Reproduce the records below exactly as they appear.

====== Extracted entries

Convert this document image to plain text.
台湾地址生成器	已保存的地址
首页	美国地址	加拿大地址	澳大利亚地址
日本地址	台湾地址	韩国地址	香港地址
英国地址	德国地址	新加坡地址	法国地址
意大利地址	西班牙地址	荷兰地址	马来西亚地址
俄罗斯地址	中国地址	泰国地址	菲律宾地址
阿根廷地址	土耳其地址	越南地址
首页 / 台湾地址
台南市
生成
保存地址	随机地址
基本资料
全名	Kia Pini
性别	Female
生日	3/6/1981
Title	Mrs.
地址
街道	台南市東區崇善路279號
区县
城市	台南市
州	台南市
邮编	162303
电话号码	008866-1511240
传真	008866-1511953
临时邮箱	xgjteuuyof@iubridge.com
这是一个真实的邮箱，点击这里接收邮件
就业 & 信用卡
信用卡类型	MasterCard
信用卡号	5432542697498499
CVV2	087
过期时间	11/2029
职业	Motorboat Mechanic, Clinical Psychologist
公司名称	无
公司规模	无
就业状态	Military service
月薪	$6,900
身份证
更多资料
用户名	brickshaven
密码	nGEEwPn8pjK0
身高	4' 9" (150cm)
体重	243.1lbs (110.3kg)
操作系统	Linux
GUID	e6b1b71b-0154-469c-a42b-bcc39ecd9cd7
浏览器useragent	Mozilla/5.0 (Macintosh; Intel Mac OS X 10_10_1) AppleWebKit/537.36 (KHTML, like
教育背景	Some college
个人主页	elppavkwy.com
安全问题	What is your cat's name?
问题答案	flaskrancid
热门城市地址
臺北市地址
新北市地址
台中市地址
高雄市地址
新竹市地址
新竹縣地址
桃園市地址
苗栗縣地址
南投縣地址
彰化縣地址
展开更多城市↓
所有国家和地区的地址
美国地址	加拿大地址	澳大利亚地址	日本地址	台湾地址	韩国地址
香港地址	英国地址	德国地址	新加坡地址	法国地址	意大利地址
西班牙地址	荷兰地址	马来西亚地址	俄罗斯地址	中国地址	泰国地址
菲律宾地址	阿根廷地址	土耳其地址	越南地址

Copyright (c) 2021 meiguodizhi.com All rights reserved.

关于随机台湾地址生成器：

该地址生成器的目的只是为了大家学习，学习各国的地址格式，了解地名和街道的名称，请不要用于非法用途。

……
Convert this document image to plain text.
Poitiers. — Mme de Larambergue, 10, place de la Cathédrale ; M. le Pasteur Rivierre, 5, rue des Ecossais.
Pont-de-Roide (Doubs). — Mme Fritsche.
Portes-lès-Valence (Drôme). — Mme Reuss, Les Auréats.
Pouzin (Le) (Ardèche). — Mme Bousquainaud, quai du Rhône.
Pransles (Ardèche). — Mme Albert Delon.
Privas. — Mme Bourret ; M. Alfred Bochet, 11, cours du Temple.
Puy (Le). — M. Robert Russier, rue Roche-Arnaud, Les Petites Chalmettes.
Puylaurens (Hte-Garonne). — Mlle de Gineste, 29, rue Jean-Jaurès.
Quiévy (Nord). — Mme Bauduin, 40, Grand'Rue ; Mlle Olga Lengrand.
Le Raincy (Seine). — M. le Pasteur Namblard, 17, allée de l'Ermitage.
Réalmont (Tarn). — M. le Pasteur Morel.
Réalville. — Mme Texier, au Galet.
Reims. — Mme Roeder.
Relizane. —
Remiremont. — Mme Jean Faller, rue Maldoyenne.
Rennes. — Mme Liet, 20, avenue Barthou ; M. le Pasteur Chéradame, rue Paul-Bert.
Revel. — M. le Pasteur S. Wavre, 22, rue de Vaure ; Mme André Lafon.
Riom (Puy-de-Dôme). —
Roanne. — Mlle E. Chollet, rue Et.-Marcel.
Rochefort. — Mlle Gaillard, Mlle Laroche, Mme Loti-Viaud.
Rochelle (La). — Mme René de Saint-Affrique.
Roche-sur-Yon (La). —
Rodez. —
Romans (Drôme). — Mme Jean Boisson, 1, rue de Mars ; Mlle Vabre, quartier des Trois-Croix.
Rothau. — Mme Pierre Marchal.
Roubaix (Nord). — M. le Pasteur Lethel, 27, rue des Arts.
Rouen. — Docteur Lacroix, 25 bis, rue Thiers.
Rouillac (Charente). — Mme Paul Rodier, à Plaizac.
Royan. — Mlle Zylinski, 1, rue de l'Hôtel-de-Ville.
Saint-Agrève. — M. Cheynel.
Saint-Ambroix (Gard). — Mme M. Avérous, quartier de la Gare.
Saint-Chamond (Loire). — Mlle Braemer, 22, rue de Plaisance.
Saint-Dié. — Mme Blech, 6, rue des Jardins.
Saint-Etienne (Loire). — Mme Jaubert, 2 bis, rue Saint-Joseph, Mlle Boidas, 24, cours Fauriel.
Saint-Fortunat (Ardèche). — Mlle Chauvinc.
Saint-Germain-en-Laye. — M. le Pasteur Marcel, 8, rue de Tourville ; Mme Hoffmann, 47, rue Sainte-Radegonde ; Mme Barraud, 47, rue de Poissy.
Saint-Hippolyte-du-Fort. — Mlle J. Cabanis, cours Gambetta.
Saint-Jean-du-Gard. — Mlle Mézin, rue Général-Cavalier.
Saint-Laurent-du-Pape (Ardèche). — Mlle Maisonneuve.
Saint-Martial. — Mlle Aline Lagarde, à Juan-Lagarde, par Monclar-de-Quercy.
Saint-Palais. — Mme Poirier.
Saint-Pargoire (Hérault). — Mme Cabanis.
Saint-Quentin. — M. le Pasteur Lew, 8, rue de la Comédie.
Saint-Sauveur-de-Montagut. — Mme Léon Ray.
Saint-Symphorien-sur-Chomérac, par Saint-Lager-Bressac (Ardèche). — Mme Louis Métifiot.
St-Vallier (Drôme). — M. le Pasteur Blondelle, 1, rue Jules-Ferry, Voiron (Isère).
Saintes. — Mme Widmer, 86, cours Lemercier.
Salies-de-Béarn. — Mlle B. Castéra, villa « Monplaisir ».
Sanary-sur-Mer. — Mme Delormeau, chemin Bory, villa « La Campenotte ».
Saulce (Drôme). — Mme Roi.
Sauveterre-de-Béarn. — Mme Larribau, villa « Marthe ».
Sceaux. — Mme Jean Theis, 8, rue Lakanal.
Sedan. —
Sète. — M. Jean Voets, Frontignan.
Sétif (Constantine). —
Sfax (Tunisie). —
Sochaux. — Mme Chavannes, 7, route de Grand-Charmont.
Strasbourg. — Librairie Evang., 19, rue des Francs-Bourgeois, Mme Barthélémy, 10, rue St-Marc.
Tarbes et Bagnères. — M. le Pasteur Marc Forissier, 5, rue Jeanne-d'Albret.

============

> _Task result_
Convert this document image to plain text.
台湾地址生成器	已保存的地址
首页	美国地址	加拿大地址	澳大利亚地址
日本地址	台湾地址	韩国地址	香港地址
英国地址	德国地址	新加坡地址	法国地址
意大利地址	西班牙地址	荷兰地址	马来西亚地址
俄罗斯地址	中国地址	泰国地址	菲律宾地址
阿根廷地址	土耳其地址	越南地址
首页 / 台湾地址
台南市
生成
保存地址	随机地址
基本资料
全名	Kia Pini
性别	Female
生日	3/6/1981
Title	Mrs.
地址
街道	台南市東區崇善路279號
区县
城市	台南市
州	台南市
邮编	162303
电话号码	008866-1511240
传真	008866-1511953
临时邮箱	xgjteuuyof@iubridge.com
这是一个真实的邮箱，点击这里接收邮件
就业 & 信用卡
信用卡类型	MasterCard
信用卡号	5432542697498499
CVV2	087
过期时间	11/2029
职业	Motorboat Mechanic, Clinical Psychologist
公司名称	无
公司规模	无
就业状态	Military service
月薪	$6,900
身份证
更多资料
用户名	brickshaven
密码	nGEEwPn8pjK0
身高	4' 9" (150cm)
体重	243.1lbs (110.3kg)
操作系统	Linux
GUID	e6b1b71b-0154-469c-a42b-bcc39ecd9cd7
浏览器useragent	Mozilla/5.0 (Macintosh; Intel Mac OS X 10_10_1) AppleWebKit/537.36 (KHTML, like
教育背景	Some college
个人主页	elppavkwy.com
安全问题	What is your cat's name?
问题答案	flaskrancid
热门城市地址
臺北市地址
新北市地址
台中市地址
高雄市地址
新竹市地址
新竹縣地址
桃園市地址
苗栗縣地址
南投縣地址
彰化縣地址
展开更多城市↓
所有国家和地区的地址
美国地址	加拿大地址	澳大利亚地址	日本地址	台湾地址	韩国地址
香港地址	英国地址	德国地址	新加坡地址	法国地址	意大利地址
西班牙地址	荷兰地址	马来西亚地址	俄罗斯地址	中国地址	泰国地址
菲律宾地址	阿根廷地址	土耳其地址	越南地址

Copyright (c) 2021 meiguodizhi.com All rights reserved.

关于随机台湾地址生成器：

该地址生成器的目的只是为了大家学习，学习各国的地址格式，了解地名和街道的名称，请不要用于非法用途。

……
Convert this document image to plain text.
Poitiers. — Mme de Larambergue, 10, place de la Cathédrale ; M. le Pasteur Rivierre, 5, rue des Ecossais.
Pont-de-Roide (Doubs). — Mme Fritsche.
Portes-lès-Valence (Drôme). — Mme Reuss, Les Auréats.
Pouzin (Le) (Ardèche). — Mme Bousquainaud, quai du Rhône.
Pransles (Ardèche). — Mme Albert Delon.
Privas. — Mme Bourret ; M. Alfred Bochet, 11, cours du Temple.
Puy (Le). — M. Robert Russier, rue Roche-Arnaud, Les Petites Chalmettes.
Puylaurens (Hte-Garonne). — Mlle de Gineste, 29, rue Jean-Jaurès.
Quiévy (Nord). — Mme Bauduin, 40, Grand'Rue ; Mlle Olga Lengrand.
Le Raincy (Seine). — M. le Pasteur Namblard, 17, allée de l'Ermitage.
Réalmont (Tarn). — M. le Pasteur Morel.
Réalville. — Mme Texier, au Galet.
Reims. — Mme Roeder.
Relizane. —
Remiremont. — Mme Jean Faller, rue Maldoyenne.
Rennes. — Mme Liet, 20, avenue Barthou ; M. le Pasteur Chéradame, rue Paul-Bert.
Revel. — M. le Pasteur S. Wavre, 22, rue de Vaure ; Mme André Lafon.
Riom (Puy-de-Dôme). —
Roanne. — Mlle E. Chollet, rue Et.-Marcel.
Rochefort. — Mlle Gaillard, Mlle Laroche, Mme Loti-Viaud.
Rochelle (La). — Mme René de Saint-Affrique.
Roche-sur-Yon (La). —
Rodez. —
Romans (Drôme). — Mme Jean Boisson, 1, rue de Mars ; Mlle Vabre, quartier des Trois-Croix.
Rothau. — Mme Pierre Marchal.
Roubaix (Nord). — M. le Pasteur Lethel, 27, rue des Arts.
Rouen. — Docteur Lacroix, 25 bis, rue Thiers.
Rouillac (Charente). — Mme Paul Rodier, à Plaizac.
Royan. — Mlle Zylinski, 1, rue de l'Hôtel-de-Ville.
Saint-Agrève. — M. Cheynel.
Saint-Ambroix (Gard). — Mme M. Avérous, quartier de la Gare.
Saint-Chamond (Loire). — Mlle Braemer, 22, rue de Plaisance.
Saint-Dié. — Mme Blech, 6, rue des Jardins.
Saint-Etienne (Loire). — Mme Jaubert, 2 bis, rue Saint-Joseph, Mlle Boidas, 24, cours Fauriel.
Saint-Fortunat (Ardèche). — Mlle Chauvinc.
Saint-Germain-en-Laye. — M. le Pasteur Marcel, 8, rue de Tourville ; Mme Hoffmann, 47, rue Sainte-Radegonde ; Mme Barraud, 47, rue de Poissy.
Saint-Hippolyte-du-Fort. — Mlle J. Cabanis, cours Gambetta.
Saint-Jean-du-Gard. — Mlle Mézin, rue Général-Cavalier.
Saint-Laurent-du-Pape (Ardèche). — Mlle Maisonneuve.
Saint-Martial. — Mlle Aline Lagarde, à Juan-Lagarde, par Monclar-de-Quercy.
Saint-Palais. — Mme Poirier.
Saint-Pargoire (Hérault). — Mme Cabanis.
Saint-Quentin. — M. le Pasteur Lew, 8, rue de la Comédie.
Saint-Sauveur-de-Montagut. — Mme Léon Ray.
Saint-Symphorien-sur-Chomérac, par Saint-Lager-Bressac (Ardèche). — Mme Louis Métifiot.
St-Vallier (Drôme). — M. le Pasteur Blondelle, 1, rue Jules-Ferry, Voiron (Isère).
Saintes. — Mme Widmer, 86, cours Lemercier.
Salies-de-Béarn. — Mlle B. Castéra, villa « Monplaisir ».
Sanary-sur-Mer. — Mme Delormeau, chemin Bory, villa « La Campenotte ».
Saulce (Drôme). — Mme Roi.
Sauveterre-de-Béarn. — Mme Larribau, villa « Marthe ».
Sceaux. — Mme Jean Theis, 8, rue Lakanal.
Sedan. —
Sète. — M. Jean Voets, Frontignan.
Sétif (Constantine). —
Sfax (Tunisie). —
Sochaux. — Mme Chavannes, 7, route de Grand-Charmont.
Strasbourg. — Librairie Evang., 19, rue des Francs-Bourgeois, Mme Barthélémy, 10, rue St-Marc.
Tarbes et Bagnères. — M. le Pasteur Marc Forissier, 5, rue Jeanne-d'Albret.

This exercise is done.